#### Entries with figure data
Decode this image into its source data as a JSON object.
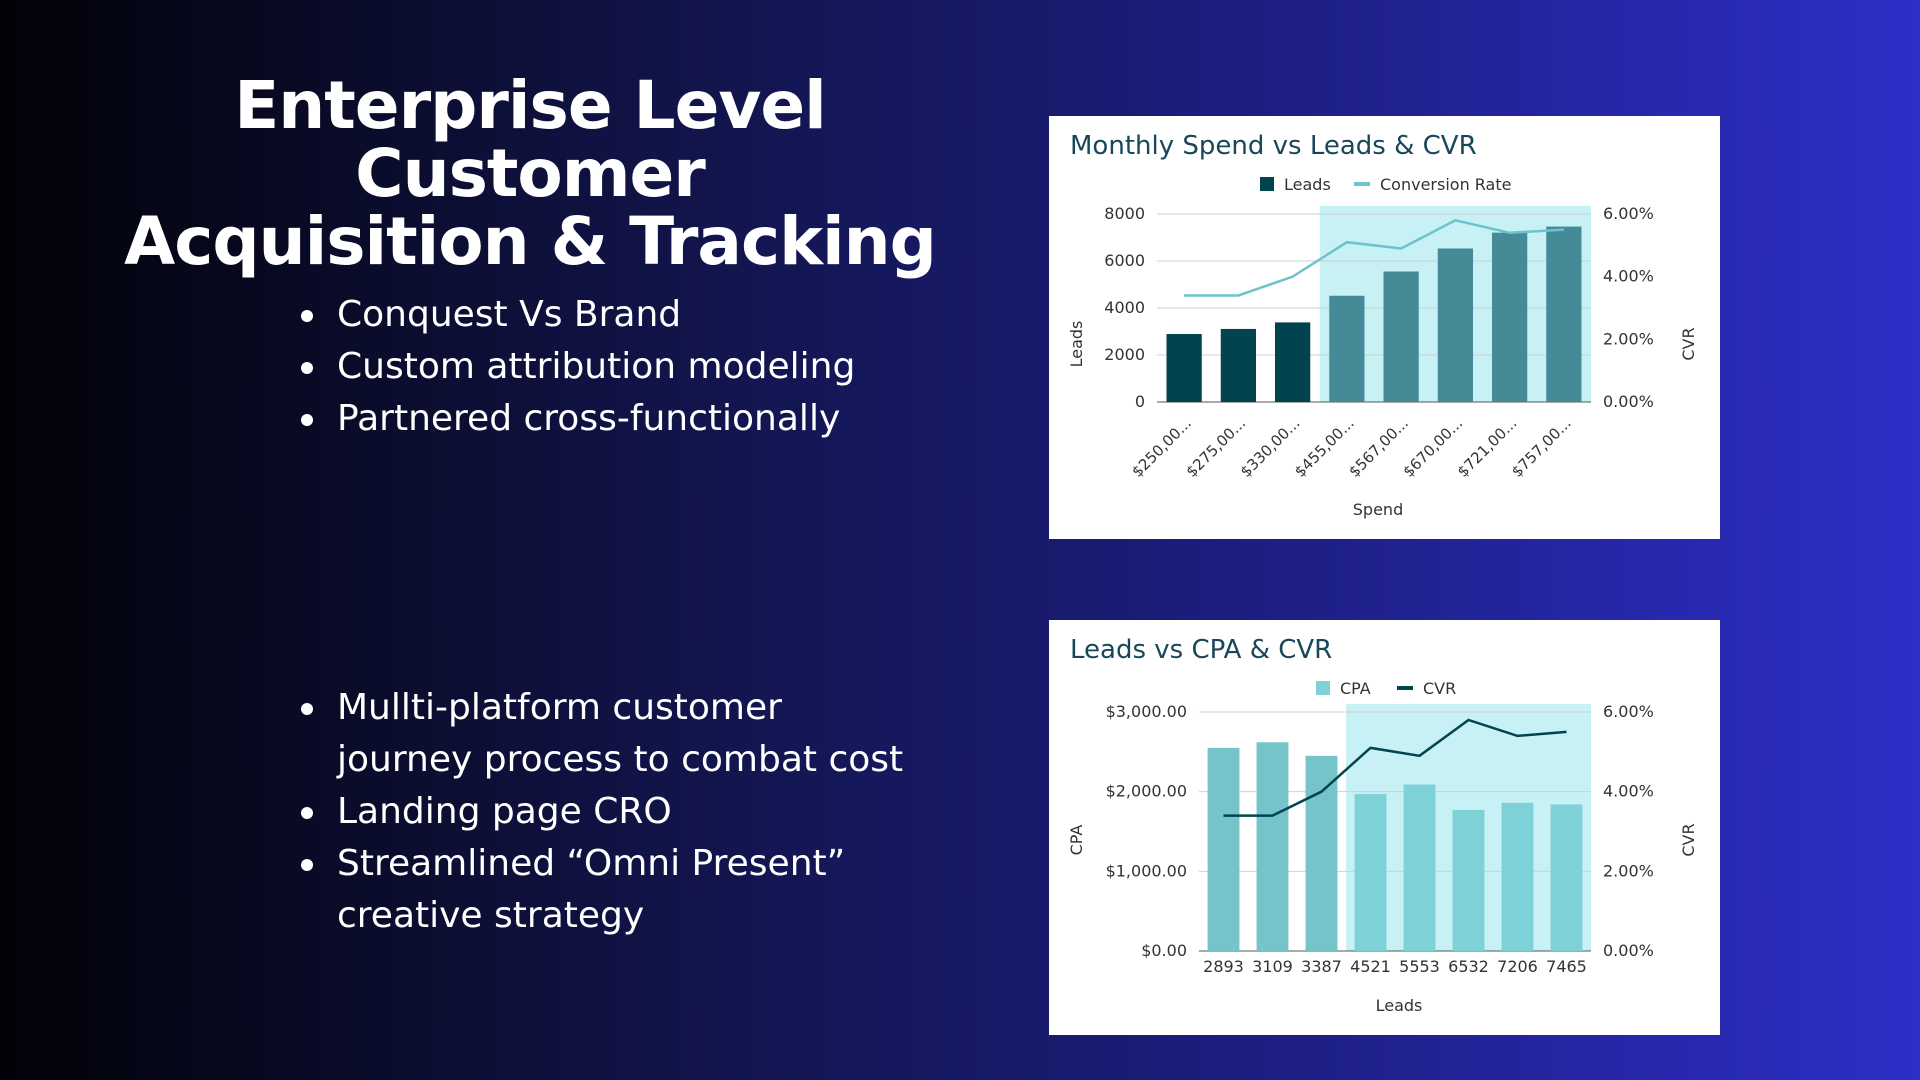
{
  "slide": {
    "title_line1": "Enterprise Level Customer",
    "title_line2": "Acquisition & Tracking",
    "bullets_top": [
      "Conquest Vs Brand",
      "Custom attribution modeling",
      "Partnered cross-functionally"
    ],
    "bullets_bottom": [
      "Mullti-platform customer journey process to combat cost",
      "Landing page CRO",
      "Streamlined “Omni Present” creative strategy"
    ]
  },
  "colors": {
    "dark_teal": "#01434f",
    "mid_teal": "#448b97",
    "light_teal": "#6cc3cb",
    "cpa_bar": "#7fd1d8",
    "highlight": "#c8f1f5",
    "title_text": "#17485a"
  },
  "chart_data": [
    {
      "type": "bar",
      "title": "Monthly Spend vs Leads & CVR",
      "legend": [
        "Leads",
        "Conversion Rate"
      ],
      "legend_position": "top",
      "xlabel": "Spend",
      "ylabel": "Leads",
      "y2label": "CVR",
      "categories": [
        "$250,00...",
        "$275,00...",
        "$330,00...",
        "$455,00...",
        "$567,00...",
        "$670,00...",
        "$721,00...",
        "$757,00..."
      ],
      "ylim": [
        0,
        8000
      ],
      "yticks": [
        "8000",
        "6000",
        "4000",
        "2000",
        "0"
      ],
      "y2lim": [
        0,
        6
      ],
      "y2ticks": [
        "6.00%",
        "4.00%",
        "2.00%",
        "0.00%"
      ],
      "highlight_from_index": 3,
      "series": [
        {
          "name": "Leads",
          "kind": "bar",
          "values": [
            2893,
            3109,
            3387,
            4521,
            5553,
            6532,
            7206,
            7465
          ]
        },
        {
          "name": "Conversion Rate",
          "kind": "line",
          "axis": "right",
          "values": [
            3.4,
            3.4,
            4.0,
            5.1,
            4.9,
            5.8,
            5.4,
            5.5
          ]
        }
      ],
      "grid": true
    },
    {
      "type": "bar",
      "title": "Leads vs CPA & CVR",
      "legend": [
        "CPA",
        "CVR"
      ],
      "legend_position": "top",
      "xlabel": "Leads",
      "ylabel": "CPA",
      "y2label": "CVR",
      "categories": [
        "2893",
        "3109",
        "3387",
        "4521",
        "5553",
        "6532",
        "7206",
        "7465"
      ],
      "ylim": [
        0,
        3000
      ],
      "yticks": [
        "$3,000.00",
        "$2,000.00",
        "$1,000.00",
        "$0.00"
      ],
      "y2lim": [
        0,
        6
      ],
      "y2ticks": [
        "6.00%",
        "4.00%",
        "2.00%",
        "0.00%"
      ],
      "highlight_from_index": 3,
      "series": [
        {
          "name": "CPA",
          "kind": "bar",
          "values": [
            2550,
            2620,
            2450,
            1970,
            2090,
            1770,
            1860,
            1840
          ]
        },
        {
          "name": "CVR",
          "kind": "line",
          "axis": "right",
          "values": [
            3.4,
            3.4,
            4.0,
            5.1,
            4.9,
            5.8,
            5.4,
            5.5
          ]
        }
      ],
      "grid": true
    }
  ]
}
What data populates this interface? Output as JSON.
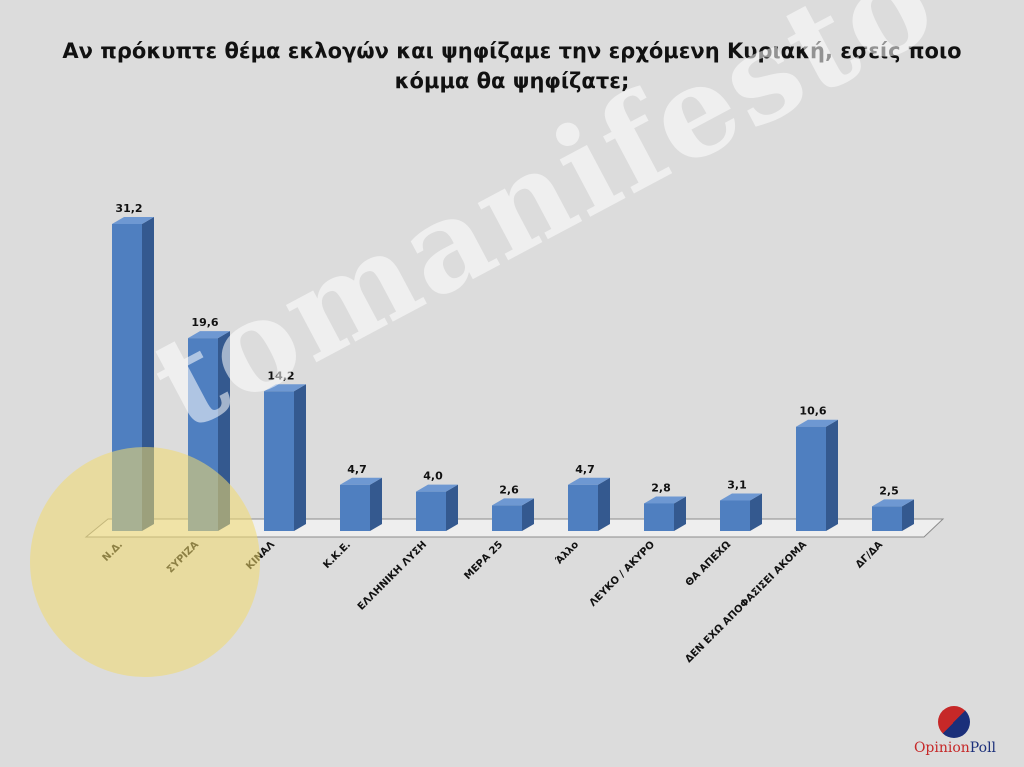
{
  "chart_data": {
    "type": "bar",
    "title_line1": "Αν πρόκυπτε θέμα εκλογών και ψηφίζαμε την ερχόμενη Κυριακή, εσείς ποιο",
    "title_line2": "κόμμα θα ψηφίζατε;",
    "categories": [
      "Ν.Δ.",
      "ΣΥΡΙΖΑ",
      "ΚΙΝΑΛ",
      "Κ.Κ.Ε.",
      "ΕΛΛΗΝΙΚΗ ΛΥΣΗ",
      "ΜΕΡΑ 25",
      "Άλλο",
      "ΛΕΥΚΟ / ΑΚΥΡΟ",
      "ΘΑ ΑΠΕΧΩ",
      "ΔΕΝ ΕΧΩ ΑΠΟΦΑΣΙΣΕΙ ΑΚΟΜΑ",
      "ΔΓ/ΔΑ"
    ],
    "values": [
      31.2,
      19.6,
      14.2,
      4.7,
      4.0,
      2.6,
      4.7,
      2.8,
      3.1,
      10.6,
      2.5
    ],
    "value_labels": [
      "31,2",
      "19,6",
      "14,2",
      "4,7",
      "4,0",
      "2,6",
      "4,7",
      "2,8",
      "3,1",
      "10,6",
      "2,5"
    ],
    "ylim": [
      0,
      31.2
    ],
    "grid": false,
    "legend": "none",
    "style": "3d-columns"
  },
  "colors": {
    "bar_front": "#4f7fc0",
    "bar_side": "#34598f",
    "bar_top": "#6e98d2",
    "background": "#dcdcdc",
    "floor": "#eeeeee"
  },
  "watermark": {
    "text": "tomanifesto"
  },
  "logo": {
    "part1": "Opinion",
    "part2": "Poll",
    "icon": "opinionpoll-logo-icon"
  }
}
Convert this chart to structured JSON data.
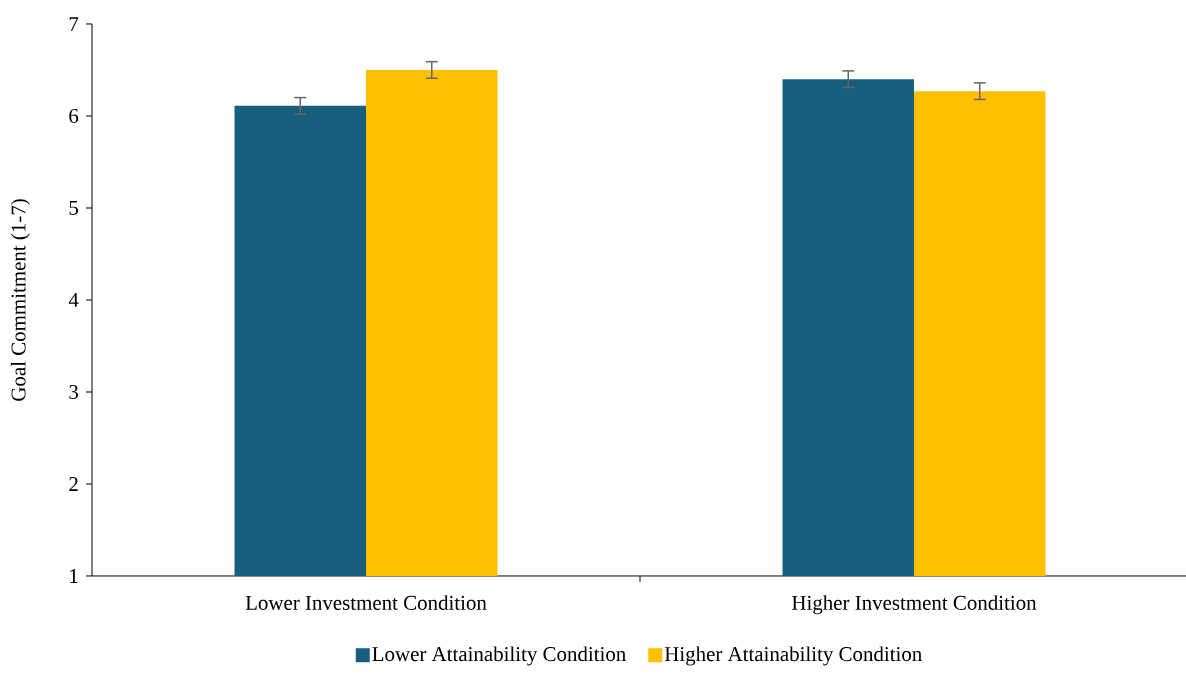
{
  "chart_data": {
    "type": "bar",
    "ylabel": "Goal Commitment (1-7)",
    "categories": [
      "Lower Investment Condition",
      "Higher Investment Condition"
    ],
    "series": [
      {
        "name": "Lower Attainability Condition",
        "color": "#175e7f",
        "values": [
          6.11,
          6.4
        ],
        "errors": [
          0.09,
          0.09
        ]
      },
      {
        "name": "Higher Attainability Condition",
        "color": "#ffc000",
        "values": [
          6.5,
          6.27
        ],
        "errors": [
          0.09,
          0.09
        ]
      }
    ],
    "ylim": [
      1,
      7
    ],
    "yticks": [
      1,
      2,
      3,
      4,
      5,
      6,
      7
    ],
    "grid": false,
    "legend": "bottom"
  }
}
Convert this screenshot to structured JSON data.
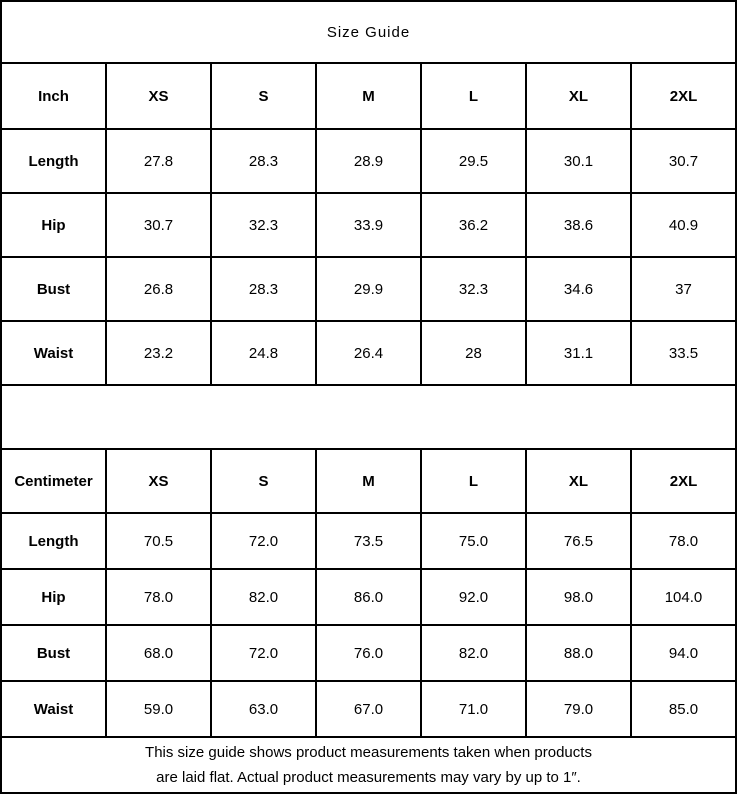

#### PROBLEM STATEMENT
Each record above must be returned exactly as written, with its pictures omitted.

#### RESULT OF THE EXERCISE
Decode this image into its source data as a JSON object.
{
  "slide": {
    "title_line1": "Enterprise Level Customer",
    "title_line2": "Acquisition & Tracking",
    "bullets_top": [
      "Conquest Vs Brand",
      "Custom attribution modeling",
      "Partnered cross-functionally"
    ],
    "bullets_bottom": [
      "Mullti-platform customer journey process to combat cost",
      "Landing page CRO",
      "Streamlined “Omni Present” creative strategy"
    ]
  },
  "colors": {
    "dark_teal": "#01434f",
    "mid_teal": "#448b97",
    "light_teal": "#6cc3cb",
    "cpa_bar": "#7fd1d8",
    "highlight": "#c8f1f5",
    "title_text": "#17485a"
  },
  "chart_data": [
    {
      "type": "bar",
      "title": "Monthly Spend vs Leads & CVR",
      "legend": [
        "Leads",
        "Conversion Rate"
      ],
      "legend_position": "top",
      "xlabel": "Spend",
      "ylabel": "Leads",
      "y2label": "CVR",
      "categories": [
        "$250,00...",
        "$275,00...",
        "$330,00...",
        "$455,00...",
        "$567,00...",
        "$670,00...",
        "$721,00...",
        "$757,00..."
      ],
      "ylim": [
        0,
        8000
      ],
      "yticks": [
        "8000",
        "6000",
        "4000",
        "2000",
        "0"
      ],
      "y2lim": [
        0,
        6
      ],
      "y2ticks": [
        "6.00%",
        "4.00%",
        "2.00%",
        "0.00%"
      ],
      "highlight_from_index": 3,
      "series": [
        {
          "name": "Leads",
          "kind": "bar",
          "values": [
            2893,
            3109,
            3387,
            4521,
            5553,
            6532,
            7206,
            7465
          ]
        },
        {
          "name": "Conversion Rate",
          "kind": "line",
          "axis": "right",
          "values": [
            3.4,
            3.4,
            4.0,
            5.1,
            4.9,
            5.8,
            5.4,
            5.5
          ]
        }
      ],
      "grid": true
    },
    {
      "type": "bar",
      "title": "Leads vs CPA & CVR",
      "legend": [
        "CPA",
        "CVR"
      ],
      "legend_position": "top",
      "xlabel": "Leads",
      "ylabel": "CPA",
      "y2label": "CVR",
      "categories": [
        "2893",
        "3109",
        "3387",
        "4521",
        "5553",
        "6532",
        "7206",
        "7465"
      ],
      "ylim": [
        0,
        3000
      ],
      "yticks": [
        "$3,000.00",
        "$2,000.00",
        "$1,000.00",
        "$0.00"
      ],
      "y2lim": [
        0,
        6
      ],
      "y2ticks": [
        "6.00%",
        "4.00%",
        "2.00%",
        "0.00%"
      ],
      "highlight_from_index": 3,
      "series": [
        {
          "name": "CPA",
          "kind": "bar",
          "values": [
            2550,
            2620,
            2450,
            1970,
            2090,
            1770,
            1860,
            1840
          ]
        },
        {
          "name": "CVR",
          "kind": "line",
          "axis": "right",
          "values": [
            3.4,
            3.4,
            4.0,
            5.1,
            4.9,
            5.8,
            5.4,
            5.5
          ]
        }
      ],
      "grid": true
    }
  ]
}
What data populates this interface? Output as JSON.
{
  "chart_data": {
    "type": "bar",
    "title_line1": "Αν πρόκυπτε θέμα εκλογών και ψηφίζαμε την ερχόμενη Κυριακή, εσείς ποιο",
    "title_line2": "κόμμα θα ψηφίζατε;",
    "categories": [
      "Ν.Δ.",
      "ΣΥΡΙΖΑ",
      "ΚΙΝΑΛ",
      "Κ.Κ.Ε.",
      "ΕΛΛΗΝΙΚΗ ΛΥΣΗ",
      "ΜΕΡΑ 25",
      "Άλλο",
      "ΛΕΥΚΟ / ΑΚΥΡΟ",
      "ΘΑ ΑΠΕΧΩ",
      "ΔΕΝ ΕΧΩ ΑΠΟΦΑΣΙΣΕΙ ΑΚΟΜΑ",
      "ΔΓ/ΔΑ"
    ],
    "values": [
      31.2,
      19.6,
      14.2,
      4.7,
      4.0,
      2.6,
      4.7,
      2.8,
      3.1,
      10.6,
      2.5
    ],
    "value_labels": [
      "31,2",
      "19,6",
      "14,2",
      "4,7",
      "4,0",
      "2,6",
      "4,7",
      "2,8",
      "3,1",
      "10,6",
      "2,5"
    ],
    "ylim": [
      0,
      31.2
    ],
    "grid": false,
    "legend": "none",
    "style": "3d-columns"
  },
  "colors": {
    "bar_front": "#4f7fc0",
    "bar_side": "#34598f",
    "bar_top": "#6e98d2",
    "background": "#dcdcdc",
    "floor": "#eeeeee"
  },
  "watermark": {
    "text": "tomanifesto"
  },
  "logo": {
    "part1": "Opinion",
    "part2": "Poll",
    "icon": "opinionpoll-logo-icon"
  }
}
Convert this chart to structured JSON data.
{
  "chart_data": {
    "type": "bar",
    "ylabel": "Goal Commitment (1-7)",
    "categories": [
      "Lower Investment Condition",
      "Higher Investment Condition"
    ],
    "series": [
      {
        "name": "Lower Attainability Condition",
        "color": "#175e7f",
        "values": [
          6.11,
          6.4
        ],
        "errors": [
          0.09,
          0.09
        ]
      },
      {
        "name": "Higher Attainability Condition",
        "color": "#ffc000",
        "values": [
          6.5,
          6.27
        ],
        "errors": [
          0.09,
          0.09
        ]
      }
    ],
    "ylim": [
      1,
      7
    ],
    "yticks": [
      1,
      2,
      3,
      4,
      5,
      6,
      7
    ],
    "grid": false,
    "legend": "bottom"
  }
}
Convert this screenshot to structured JSON data.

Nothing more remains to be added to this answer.